Task objective
Reproduce the data below in full and exclude every picture.

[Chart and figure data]
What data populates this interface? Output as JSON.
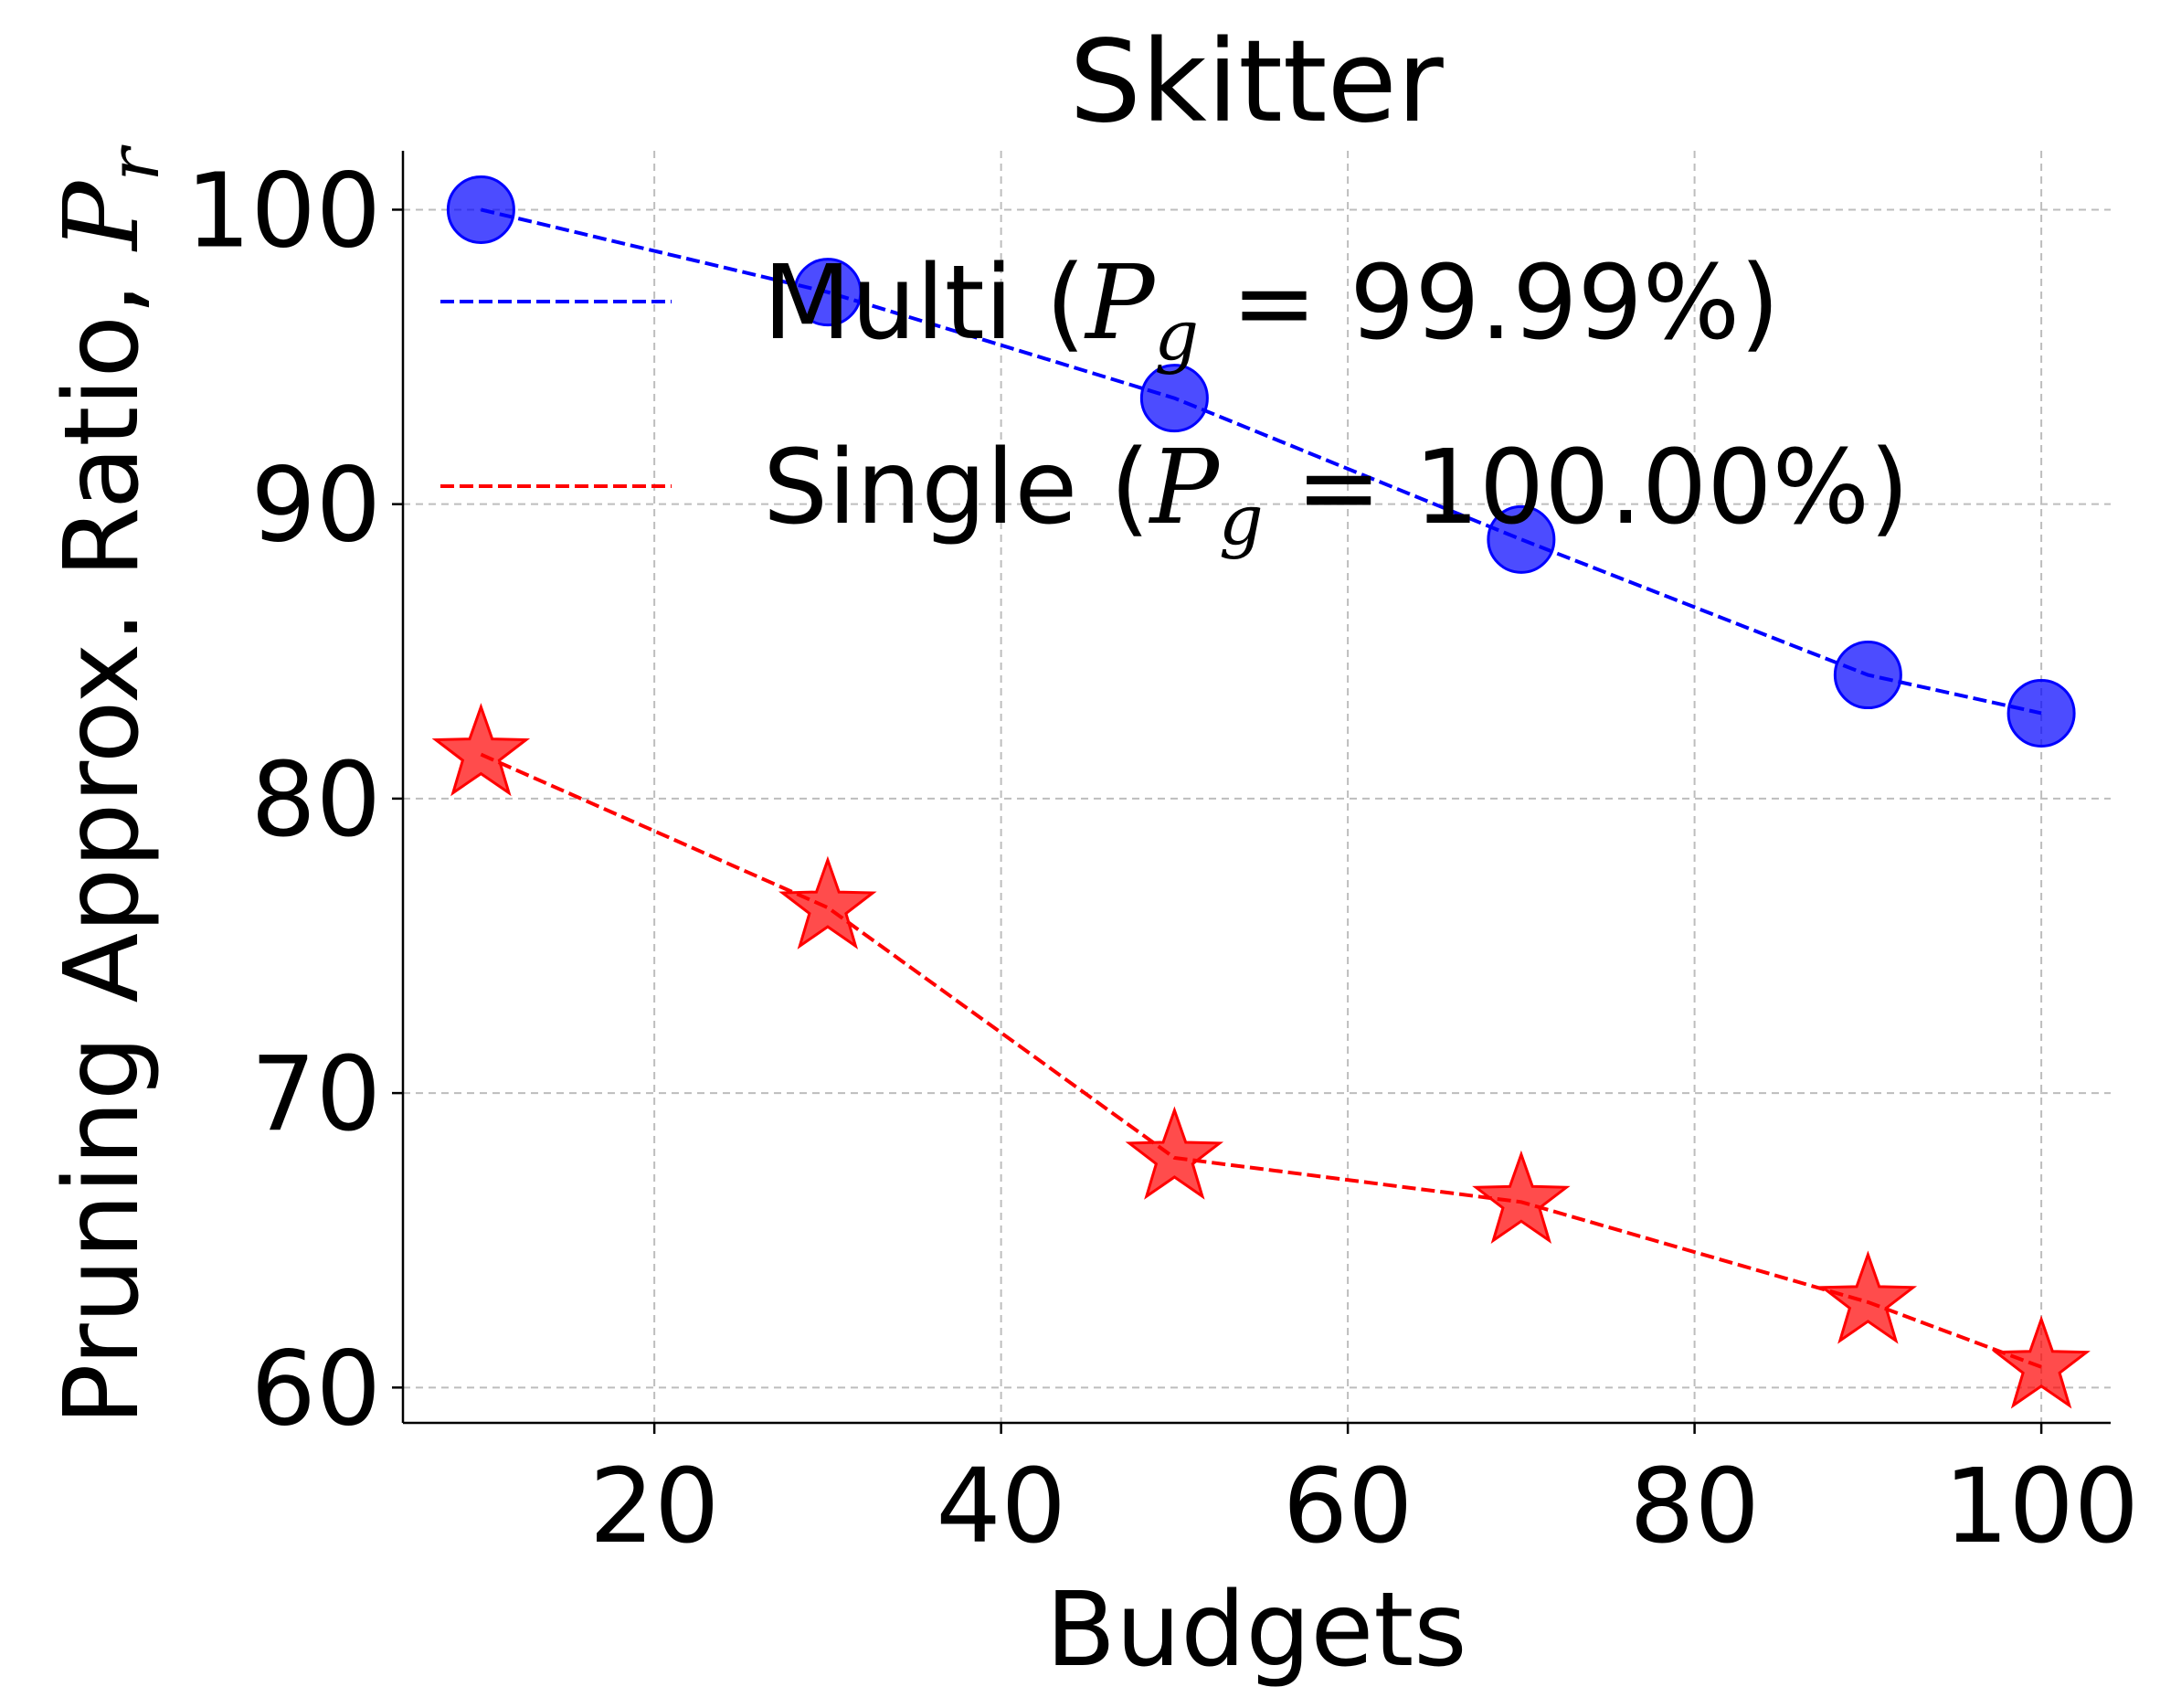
{
  "chart_data": {
    "type": "line",
    "title": "Skitter",
    "xlabel": "Budgets",
    "ylabel": "Pruning Approx. Ratio, ",
    "ylabel_symbol": "P",
    "ylabel_sub": "r",
    "xlim": [
      5.5,
      104
    ],
    "ylim": [
      58.8,
      102
    ],
    "xticks": [
      20,
      40,
      60,
      80,
      100
    ],
    "yticks": [
      60,
      70,
      80,
      90,
      100
    ],
    "grid": true,
    "legend_position": "top-right",
    "x": [
      10,
      30,
      50,
      70,
      90,
      100
    ],
    "series": [
      {
        "name": "Multi",
        "legend_prefix": "Multi (",
        "legend_symbol": "P",
        "legend_sub": "g",
        "legend_value": " = 99.99%)",
        "color": "#0000ff",
        "marker": "circle",
        "values": [
          100.0,
          97.2,
          93.6,
          88.8,
          84.2,
          82.9
        ]
      },
      {
        "name": "Single",
        "legend_prefix": "Single (",
        "legend_symbol": "P",
        "legend_sub": "g",
        "legend_value": " = 100.00%)",
        "color": "#ff0000",
        "marker": "star",
        "values": [
          81.5,
          76.3,
          67.8,
          66.3,
          62.9,
          60.7
        ]
      }
    ]
  }
}
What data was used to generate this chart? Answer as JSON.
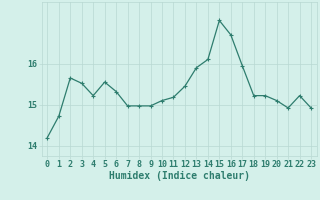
{
  "x": [
    0,
    1,
    2,
    3,
    4,
    5,
    6,
    7,
    8,
    9,
    10,
    11,
    12,
    13,
    14,
    15,
    16,
    17,
    18,
    19,
    20,
    21,
    22,
    23
  ],
  "y": [
    14.2,
    14.72,
    15.65,
    15.52,
    15.22,
    15.55,
    15.32,
    14.97,
    14.97,
    14.97,
    15.1,
    15.18,
    15.45,
    15.9,
    16.1,
    17.05,
    16.7,
    15.95,
    15.22,
    15.22,
    15.1,
    14.92,
    15.22,
    14.92
  ],
  "line_color": "#2e7d6e",
  "marker": "+",
  "marker_size": 3,
  "marker_linewidth": 0.8,
  "linewidth": 0.9,
  "bg_color": "#d4f0ea",
  "grid_color": "#b8d8d2",
  "xlabel": "Humidex (Indice chaleur)",
  "xlim": [
    -0.5,
    23.5
  ],
  "ylim": [
    13.75,
    17.5
  ],
  "yticks": [
    14,
    15,
    16
  ],
  "xticks": [
    0,
    1,
    2,
    3,
    4,
    5,
    6,
    7,
    8,
    9,
    10,
    11,
    12,
    13,
    14,
    15,
    16,
    17,
    18,
    19,
    20,
    21,
    22,
    23
  ],
  "xlabel_fontsize": 7,
  "tick_fontsize": 6,
  "label_color": "#2e7d6e"
}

Solution for this task
What data populates this interface? Output as JSON.
{
  "chart_data": {
    "type": "line",
    "title": "Skitter",
    "xlabel": "Budgets",
    "ylabel": "Pruning Approx. Ratio, ",
    "ylabel_symbol": "P",
    "ylabel_sub": "r",
    "xlim": [
      5.5,
      104
    ],
    "ylim": [
      58.8,
      102
    ],
    "xticks": [
      20,
      40,
      60,
      80,
      100
    ],
    "yticks": [
      60,
      70,
      80,
      90,
      100
    ],
    "grid": true,
    "legend_position": "top-right",
    "x": [
      10,
      30,
      50,
      70,
      90,
      100
    ],
    "series": [
      {
        "name": "Multi",
        "legend_prefix": "Multi (",
        "legend_symbol": "P",
        "legend_sub": "g",
        "legend_value": " = 99.99%)",
        "color": "#0000ff",
        "marker": "circle",
        "values": [
          100.0,
          97.2,
          93.6,
          88.8,
          84.2,
          82.9
        ]
      },
      {
        "name": "Single",
        "legend_prefix": "Single (",
        "legend_symbol": "P",
        "legend_sub": "g",
        "legend_value": " = 100.00%)",
        "color": "#ff0000",
        "marker": "star",
        "values": [
          81.5,
          76.3,
          67.8,
          66.3,
          62.9,
          60.7
        ]
      }
    ]
  }
}
What data was used to generate this chart? Answer as JSON.
{
  "x": [
    0,
    1,
    2,
    3,
    4,
    5,
    6,
    7,
    8,
    9,
    10,
    11,
    12,
    13,
    14,
    15,
    16,
    17,
    18,
    19,
    20,
    21,
    22,
    23
  ],
  "y": [
    14.2,
    14.72,
    15.65,
    15.52,
    15.22,
    15.55,
    15.32,
    14.97,
    14.97,
    14.97,
    15.1,
    15.18,
    15.45,
    15.9,
    16.1,
    17.05,
    16.7,
    15.95,
    15.22,
    15.22,
    15.1,
    14.92,
    15.22,
    14.92
  ],
  "line_color": "#2e7d6e",
  "marker": "+",
  "marker_size": 3,
  "marker_linewidth": 0.8,
  "linewidth": 0.9,
  "bg_color": "#d4f0ea",
  "grid_color": "#b8d8d2",
  "xlabel": "Humidex (Indice chaleur)",
  "xlim": [
    -0.5,
    23.5
  ],
  "ylim": [
    13.75,
    17.5
  ],
  "yticks": [
    14,
    15,
    16
  ],
  "xticks": [
    0,
    1,
    2,
    3,
    4,
    5,
    6,
    7,
    8,
    9,
    10,
    11,
    12,
    13,
    14,
    15,
    16,
    17,
    18,
    19,
    20,
    21,
    22,
    23
  ],
  "xlabel_fontsize": 7,
  "tick_fontsize": 6,
  "label_color": "#2e7d6e"
}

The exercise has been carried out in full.